→ To be done:
Reproduce the listing below without any change.

→ Data shown:
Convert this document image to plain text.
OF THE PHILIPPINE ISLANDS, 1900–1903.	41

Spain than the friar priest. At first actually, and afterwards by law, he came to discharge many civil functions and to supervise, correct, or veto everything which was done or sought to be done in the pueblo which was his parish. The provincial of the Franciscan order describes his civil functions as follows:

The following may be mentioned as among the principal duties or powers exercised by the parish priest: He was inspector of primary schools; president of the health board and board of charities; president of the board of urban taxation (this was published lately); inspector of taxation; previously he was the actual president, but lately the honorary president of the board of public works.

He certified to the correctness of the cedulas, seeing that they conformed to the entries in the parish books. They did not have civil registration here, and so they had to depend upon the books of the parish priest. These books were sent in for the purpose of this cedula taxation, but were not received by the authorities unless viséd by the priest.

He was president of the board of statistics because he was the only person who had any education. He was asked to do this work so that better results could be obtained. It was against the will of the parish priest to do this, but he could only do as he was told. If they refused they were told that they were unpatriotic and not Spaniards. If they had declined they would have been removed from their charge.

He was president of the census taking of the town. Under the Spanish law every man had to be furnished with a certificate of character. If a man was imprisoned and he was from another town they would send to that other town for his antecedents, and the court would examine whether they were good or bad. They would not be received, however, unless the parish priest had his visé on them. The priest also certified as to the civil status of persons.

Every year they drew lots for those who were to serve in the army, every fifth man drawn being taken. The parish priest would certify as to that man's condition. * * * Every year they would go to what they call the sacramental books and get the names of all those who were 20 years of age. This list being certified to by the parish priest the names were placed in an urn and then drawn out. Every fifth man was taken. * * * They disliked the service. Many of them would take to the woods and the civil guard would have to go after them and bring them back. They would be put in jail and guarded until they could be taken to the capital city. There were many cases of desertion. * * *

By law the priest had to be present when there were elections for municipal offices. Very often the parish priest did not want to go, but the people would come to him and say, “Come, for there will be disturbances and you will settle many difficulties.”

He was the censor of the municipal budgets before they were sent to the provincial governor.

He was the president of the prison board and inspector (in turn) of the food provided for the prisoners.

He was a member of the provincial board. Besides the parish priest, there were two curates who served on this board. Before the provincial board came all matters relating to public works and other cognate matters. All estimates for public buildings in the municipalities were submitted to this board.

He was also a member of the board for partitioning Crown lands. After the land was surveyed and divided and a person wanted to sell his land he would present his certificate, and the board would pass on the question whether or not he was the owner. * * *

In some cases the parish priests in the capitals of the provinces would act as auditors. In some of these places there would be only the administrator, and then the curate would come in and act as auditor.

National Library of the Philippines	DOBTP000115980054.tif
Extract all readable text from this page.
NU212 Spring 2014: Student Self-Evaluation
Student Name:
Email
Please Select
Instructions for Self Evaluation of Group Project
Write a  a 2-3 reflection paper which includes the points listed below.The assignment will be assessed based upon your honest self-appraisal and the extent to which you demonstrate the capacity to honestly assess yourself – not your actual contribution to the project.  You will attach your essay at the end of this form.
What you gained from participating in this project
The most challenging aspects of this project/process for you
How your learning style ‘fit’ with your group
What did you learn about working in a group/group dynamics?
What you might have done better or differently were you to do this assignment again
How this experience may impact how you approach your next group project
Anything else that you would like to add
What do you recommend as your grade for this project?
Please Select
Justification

→ Task response:
Convert this document image to plain text.
OF THE PHILIPPINE ISLANDS, 1900–1903.	41

Spain than the friar priest. At first actually, and afterwards by law, he came to discharge many civil functions and to supervise, correct, or veto everything which was done or sought to be done in the pueblo which was his parish. The provincial of the Franciscan order describes his civil functions as follows:

The following may be mentioned as among the principal duties or powers exercised by the parish priest: He was inspector of primary schools; president of the health board and board of charities; president of the board of urban taxation (this was published lately); inspector of taxation; previously he was the actual president, but lately the honorary president of the board of public works.

He certified to the correctness of the cedulas, seeing that they conformed to the entries in the parish books. They did not have civil registration here, and so they had to depend upon the books of the parish priest. These books were sent in for the purpose of this cedula taxation, but were not received by the authorities unless viséd by the priest.

He was president of the board of statistics because he was the only person who had any education. He was asked to do this work so that better results could be obtained. It was against the will of the parish priest to do this, but he could only do as he was told. If they refused they were told that they were unpatriotic and not Spaniards. If they had declined they would have been removed from their charge.

He was president of the census taking of the town. Under the Spanish law every man had to be furnished with a certificate of character. If a man was imprisoned and he was from another town they would send to that other town for his antecedents, and the court would examine whether they were good or bad. They would not be received, however, unless the parish priest had his visé on them. The priest also certified as to the civil status of persons.

Every year they drew lots for those who were to serve in the army, every fifth man drawn being taken. The parish priest would certify as to that man's condition. * * * Every year they would go to what they call the sacramental books and get the names of all those who were 20 years of age. This list being certified to by the parish priest the names were placed in an urn and then drawn out. Every fifth man was taken. * * * They disliked the service. Many of them would take to the woods and the civil guard would have to go after them and bring them back. They would be put in jail and guarded until they could be taken to the capital city. There were many cases of desertion. * * *

By law the priest had to be present when there were elections for municipal offices. Very often the parish priest did not want to go, but the people would come to him and say, “Come, for there will be disturbances and you will settle many difficulties.”

He was the censor of the municipal budgets before they were sent to the provincial governor.

He was the president of the prison board and inspector (in turn) of the food provided for the prisoners.

He was a member of the provincial board. Besides the parish priest, there were two curates who served on this board. Before the provincial board came all matters relating to public works and other cognate matters. All estimates for public buildings in the municipalities were submitted to this board.

He was also a member of the board for partitioning Crown lands. After the land was surveyed and divided and a person wanted to sell his land he would present his certificate, and the board would pass on the question whether or not he was the owner. * * *

In some cases the parish priests in the capitals of the provinces would act as auditors. In some of these places there would be only the administrator, and then the curate would come in and act as auditor.

National Library of the Philippines	DOBTP000115980054.tif
Extract all readable text from this page.
NU212 Spring 2014: Student Self-Evaluation
Student Name:
Email
Please Select
Instructions for Self Evaluation of Group Project
Write a  a 2-3 reflection paper which includes the points listed below.The assignment will be assessed based upon your honest self-appraisal and the extent to which you demonstrate the capacity to honestly assess yourself – not your actual contribution to the project.  You will attach your essay at the end of this form.
What you gained from participating in this project
The most challenging aspects of this project/process for you
How your learning style ‘fit’ with your group
What did you learn about working in a group/group dynamics?
What you might have done better or differently were you to do this assignment again
How this experience may impact how you approach your next group project
Anything else that you would like to add
What do you recommend as your grade for this project?
Please Select
Justification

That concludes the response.